> Exercise details: Scan the material below for the word "index", then copy every line in which it appears.
*-*-*
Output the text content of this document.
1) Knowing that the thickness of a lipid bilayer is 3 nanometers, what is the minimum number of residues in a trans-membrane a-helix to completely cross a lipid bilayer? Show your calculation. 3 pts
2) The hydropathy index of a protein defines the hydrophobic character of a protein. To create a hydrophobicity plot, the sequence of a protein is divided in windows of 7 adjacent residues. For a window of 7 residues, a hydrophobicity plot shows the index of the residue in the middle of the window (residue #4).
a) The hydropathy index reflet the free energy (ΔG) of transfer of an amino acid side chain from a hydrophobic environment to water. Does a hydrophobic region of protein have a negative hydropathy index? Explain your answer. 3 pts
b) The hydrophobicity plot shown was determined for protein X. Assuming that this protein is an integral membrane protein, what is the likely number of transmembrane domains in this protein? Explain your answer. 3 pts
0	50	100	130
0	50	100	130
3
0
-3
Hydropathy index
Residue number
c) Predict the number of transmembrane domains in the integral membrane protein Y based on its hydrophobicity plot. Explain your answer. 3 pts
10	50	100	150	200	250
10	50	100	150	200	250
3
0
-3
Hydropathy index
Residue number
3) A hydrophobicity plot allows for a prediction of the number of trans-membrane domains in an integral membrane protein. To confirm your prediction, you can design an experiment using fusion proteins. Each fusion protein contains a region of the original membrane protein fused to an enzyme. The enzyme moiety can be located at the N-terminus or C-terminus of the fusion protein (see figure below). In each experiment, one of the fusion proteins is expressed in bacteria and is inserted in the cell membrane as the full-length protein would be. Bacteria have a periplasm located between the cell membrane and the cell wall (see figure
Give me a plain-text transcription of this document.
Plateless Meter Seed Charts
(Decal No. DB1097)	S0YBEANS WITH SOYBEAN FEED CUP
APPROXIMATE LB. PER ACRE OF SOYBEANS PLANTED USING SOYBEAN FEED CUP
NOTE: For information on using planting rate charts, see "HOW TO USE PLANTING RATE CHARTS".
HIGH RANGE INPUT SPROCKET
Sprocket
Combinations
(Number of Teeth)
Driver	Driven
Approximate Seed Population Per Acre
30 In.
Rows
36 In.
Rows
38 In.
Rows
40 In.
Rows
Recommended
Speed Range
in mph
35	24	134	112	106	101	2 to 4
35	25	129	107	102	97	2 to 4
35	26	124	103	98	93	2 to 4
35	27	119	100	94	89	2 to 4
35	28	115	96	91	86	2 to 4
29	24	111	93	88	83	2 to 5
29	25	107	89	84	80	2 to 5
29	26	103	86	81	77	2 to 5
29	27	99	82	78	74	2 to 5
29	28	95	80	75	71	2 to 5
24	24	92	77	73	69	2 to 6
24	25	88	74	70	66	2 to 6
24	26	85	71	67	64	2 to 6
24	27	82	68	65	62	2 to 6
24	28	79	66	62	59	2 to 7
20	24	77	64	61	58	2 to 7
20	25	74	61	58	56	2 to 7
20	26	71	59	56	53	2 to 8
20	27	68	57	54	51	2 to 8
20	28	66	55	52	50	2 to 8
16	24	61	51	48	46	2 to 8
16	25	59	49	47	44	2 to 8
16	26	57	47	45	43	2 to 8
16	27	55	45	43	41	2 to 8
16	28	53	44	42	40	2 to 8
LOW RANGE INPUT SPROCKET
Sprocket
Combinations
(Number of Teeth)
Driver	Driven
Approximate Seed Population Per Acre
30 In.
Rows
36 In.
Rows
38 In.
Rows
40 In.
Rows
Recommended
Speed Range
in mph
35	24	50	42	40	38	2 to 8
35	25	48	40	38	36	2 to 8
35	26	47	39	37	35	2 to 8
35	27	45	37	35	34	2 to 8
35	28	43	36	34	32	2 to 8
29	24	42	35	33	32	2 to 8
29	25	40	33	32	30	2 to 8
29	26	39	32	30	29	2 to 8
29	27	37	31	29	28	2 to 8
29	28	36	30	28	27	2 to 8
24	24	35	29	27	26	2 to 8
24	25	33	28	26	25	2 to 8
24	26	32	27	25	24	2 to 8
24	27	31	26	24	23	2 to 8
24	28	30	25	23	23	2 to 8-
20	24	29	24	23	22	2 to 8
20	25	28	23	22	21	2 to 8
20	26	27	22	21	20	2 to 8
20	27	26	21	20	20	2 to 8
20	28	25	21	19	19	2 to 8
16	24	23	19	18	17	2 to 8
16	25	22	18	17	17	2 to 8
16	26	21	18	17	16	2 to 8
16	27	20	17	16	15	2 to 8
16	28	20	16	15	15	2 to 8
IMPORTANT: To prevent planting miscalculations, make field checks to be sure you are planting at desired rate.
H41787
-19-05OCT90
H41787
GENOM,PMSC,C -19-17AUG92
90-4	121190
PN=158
*-*-*
> Task answer:
2) The hydropathy index of a protein defines the hydrophobic character of a protein. To create a hydrophobicity plot, the sequence of a protein is divided in windows of 7 adjacent residues. For a window of 7 residues, a hydrophobicity plot shows the index of the residue in the middle of the window (residue #4).
a) The hydropathy index reflet the free energy (ΔG) of transfer of an amino acid side chain from a hydrophobic environment to water. Does a hydrophobic region of protein have a negative hydropathy index? Explain your answer. 3 pts
Hydropathy index
Hydropathy index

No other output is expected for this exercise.